Look through the data below. Pick out the lines holding the string "điểm".
>> BEGIN RECORD SET
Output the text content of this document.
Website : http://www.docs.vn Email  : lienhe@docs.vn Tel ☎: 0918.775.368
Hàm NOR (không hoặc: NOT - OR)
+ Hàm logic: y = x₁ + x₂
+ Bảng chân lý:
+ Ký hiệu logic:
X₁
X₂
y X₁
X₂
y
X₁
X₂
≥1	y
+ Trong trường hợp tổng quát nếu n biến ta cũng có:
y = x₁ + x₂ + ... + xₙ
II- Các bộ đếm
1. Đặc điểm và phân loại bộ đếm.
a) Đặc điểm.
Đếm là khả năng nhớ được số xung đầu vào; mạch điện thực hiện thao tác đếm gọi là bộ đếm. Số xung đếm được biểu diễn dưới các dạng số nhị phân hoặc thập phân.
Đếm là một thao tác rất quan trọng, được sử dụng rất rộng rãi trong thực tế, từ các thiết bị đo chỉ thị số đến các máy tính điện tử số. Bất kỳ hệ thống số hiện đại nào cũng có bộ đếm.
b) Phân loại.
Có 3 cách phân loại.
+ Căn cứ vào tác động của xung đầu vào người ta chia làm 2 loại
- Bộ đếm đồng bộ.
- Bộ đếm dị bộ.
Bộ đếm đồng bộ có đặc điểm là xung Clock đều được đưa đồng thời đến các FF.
>> END RECORD SET
**TASK ANSWER**:
1. Đặc điểm và phân loại bộ đếm.
a) Đặc điểm.
Bộ đếm đồng bộ có đặc điểm là xung Clock đều được đưa đồng thời đến các FF.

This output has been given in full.